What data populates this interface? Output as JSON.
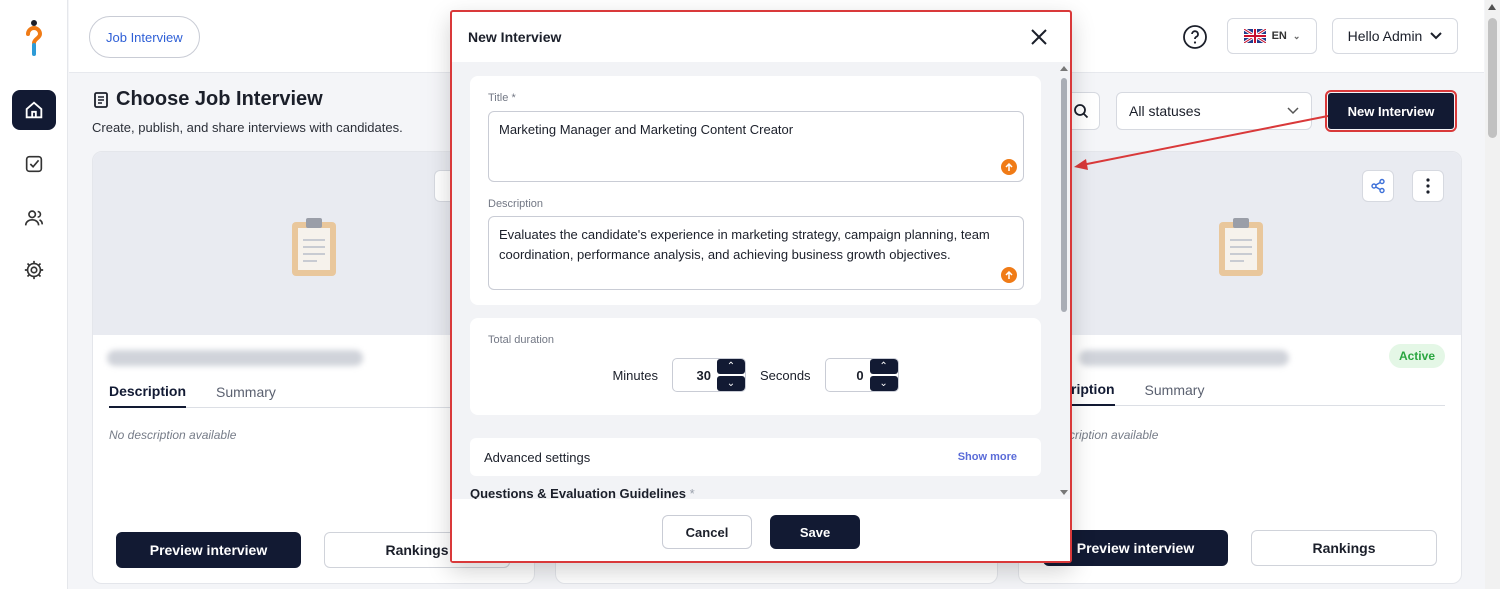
{
  "header": {
    "crumb": "Job Interview",
    "language": "EN",
    "user": "Hello Admin"
  },
  "page": {
    "title": "Choose Job Interview",
    "subtitle": "Create, publish, and share interviews with candidates."
  },
  "toolbar": {
    "status_filter": "All statuses",
    "new_interview": "New Interview"
  },
  "cards": [
    {
      "tabs": [
        "Description",
        "Summary"
      ],
      "no_description": "No description available",
      "preview": "Preview interview",
      "rankings": "Rankings"
    },
    {
      "status": "Active",
      "tabs": [
        "ription",
        "Summary"
      ],
      "no_description": "cription available",
      "preview": "Preview interview",
      "rankings": "Rankings"
    }
  ],
  "modal": {
    "title": "New Interview",
    "title_label": "Title",
    "title_value": "Marketing Manager and Marketing Content Creator",
    "description_label": "Description",
    "description_value": "Evaluates the candidate's experience in marketing strategy, campaign planning, team coordination, performance analysis, and achieving business growth objectives.",
    "duration_label": "Total duration",
    "minutes_label": "Minutes",
    "minutes_value": "30",
    "seconds_label": "Seconds",
    "seconds_value": "0",
    "advanced_label": "Advanced settings",
    "show_more": "Show more",
    "questions_label": "Questions & Evaluation Guidelines",
    "required_mark": "*",
    "cancel": "Cancel",
    "save": "Save"
  },
  "colors": {
    "primary": "#121a33",
    "accent": "#d9393a",
    "link": "#2e5fd6",
    "upload": "#f07b16",
    "active_badge": "#2aa640"
  }
}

• _REQUIREMENT_
Write out the whole listing again, exactly, with no pictures.

• _SOLUTION_
What data populates this interface? Output as JSON.
{
  "header": {
    "crumb": "Job Interview",
    "language": "EN",
    "user": "Hello Admin"
  },
  "page": {
    "title": "Choose Job Interview",
    "subtitle": "Create, publish, and share interviews with candidates."
  },
  "toolbar": {
    "status_filter": "All statuses",
    "new_interview": "New Interview"
  },
  "cards": [
    {
      "tabs": [
        "Description",
        "Summary"
      ],
      "no_description": "No description available",
      "preview": "Preview interview",
      "rankings": "Rankings"
    },
    {
      "status": "Active",
      "tabs": [
        "ription",
        "Summary"
      ],
      "no_description": "cription available",
      "preview": "Preview interview",
      "rankings": "Rankings"
    }
  ],
  "modal": {
    "title": "New Interview",
    "title_label": "Title",
    "title_value": "Marketing Manager and Marketing Content Creator",
    "description_label": "Description",
    "description_value": "Evaluates the candidate's experience in marketing strategy, campaign planning, team coordination, performance analysis, and achieving business growth objectives.",
    "duration_label": "Total duration",
    "minutes_label": "Minutes",
    "minutes_value": "30",
    "seconds_label": "Seconds",
    "seconds_value": "0",
    "advanced_label": "Advanced settings",
    "show_more": "Show more",
    "questions_label": "Questions & Evaluation Guidelines",
    "required_mark": "*",
    "cancel": "Cancel",
    "save": "Save"
  },
  "colors": {
    "primary": "#121a33",
    "accent": "#d9393a",
    "link": "#2e5fd6",
    "upload": "#f07b16",
    "active_badge": "#2aa640"
  }
}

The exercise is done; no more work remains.